Task objective »
Gather every line of the entries that includes the word "Minutenanzeige".

──────── Exercise inputs

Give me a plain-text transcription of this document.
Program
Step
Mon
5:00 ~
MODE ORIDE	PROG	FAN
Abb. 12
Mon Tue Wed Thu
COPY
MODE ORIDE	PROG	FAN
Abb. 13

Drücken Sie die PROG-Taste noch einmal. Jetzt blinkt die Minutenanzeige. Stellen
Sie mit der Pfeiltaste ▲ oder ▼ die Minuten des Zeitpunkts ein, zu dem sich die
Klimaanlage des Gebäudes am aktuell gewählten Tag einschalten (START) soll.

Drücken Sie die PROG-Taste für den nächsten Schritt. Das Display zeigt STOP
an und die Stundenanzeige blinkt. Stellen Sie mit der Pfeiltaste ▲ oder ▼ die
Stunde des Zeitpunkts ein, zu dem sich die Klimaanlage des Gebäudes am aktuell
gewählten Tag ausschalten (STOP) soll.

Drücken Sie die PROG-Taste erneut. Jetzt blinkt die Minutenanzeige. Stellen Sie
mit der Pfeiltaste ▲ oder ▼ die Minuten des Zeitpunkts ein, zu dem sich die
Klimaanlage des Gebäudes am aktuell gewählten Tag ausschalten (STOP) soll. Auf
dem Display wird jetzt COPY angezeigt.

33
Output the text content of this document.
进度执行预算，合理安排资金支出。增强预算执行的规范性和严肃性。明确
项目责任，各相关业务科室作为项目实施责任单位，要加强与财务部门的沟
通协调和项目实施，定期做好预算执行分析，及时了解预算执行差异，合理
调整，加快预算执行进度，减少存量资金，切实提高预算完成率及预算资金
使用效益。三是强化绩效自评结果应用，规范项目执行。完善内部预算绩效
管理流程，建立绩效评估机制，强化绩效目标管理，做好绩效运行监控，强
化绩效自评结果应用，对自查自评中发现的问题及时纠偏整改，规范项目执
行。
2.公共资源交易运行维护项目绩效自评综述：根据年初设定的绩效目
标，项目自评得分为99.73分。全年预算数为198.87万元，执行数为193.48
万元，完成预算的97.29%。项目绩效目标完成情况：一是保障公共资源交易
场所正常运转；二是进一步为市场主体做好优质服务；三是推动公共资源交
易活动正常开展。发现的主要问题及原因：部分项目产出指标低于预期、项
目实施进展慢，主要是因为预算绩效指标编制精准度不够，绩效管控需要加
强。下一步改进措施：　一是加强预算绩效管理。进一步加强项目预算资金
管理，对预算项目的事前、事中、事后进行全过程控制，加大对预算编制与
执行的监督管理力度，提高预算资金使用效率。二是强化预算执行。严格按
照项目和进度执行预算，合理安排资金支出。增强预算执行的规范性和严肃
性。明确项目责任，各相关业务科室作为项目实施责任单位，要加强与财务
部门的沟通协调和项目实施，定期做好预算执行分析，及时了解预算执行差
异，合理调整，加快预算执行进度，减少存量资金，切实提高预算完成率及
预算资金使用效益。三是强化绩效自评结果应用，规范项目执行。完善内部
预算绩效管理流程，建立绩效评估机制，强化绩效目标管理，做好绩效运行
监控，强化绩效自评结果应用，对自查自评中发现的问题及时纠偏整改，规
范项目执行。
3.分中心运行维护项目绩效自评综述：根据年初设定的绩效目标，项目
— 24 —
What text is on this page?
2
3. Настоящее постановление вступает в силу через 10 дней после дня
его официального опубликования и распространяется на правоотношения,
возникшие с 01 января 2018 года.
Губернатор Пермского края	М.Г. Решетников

────────────────

Written response »
Drücken Sie die PROG-Taste noch einmal. Jetzt blinkt die Minutenanzeige. Stellen
Drücken Sie die PROG-Taste erneut. Jetzt blinkt die Minutenanzeige. Stellen Sie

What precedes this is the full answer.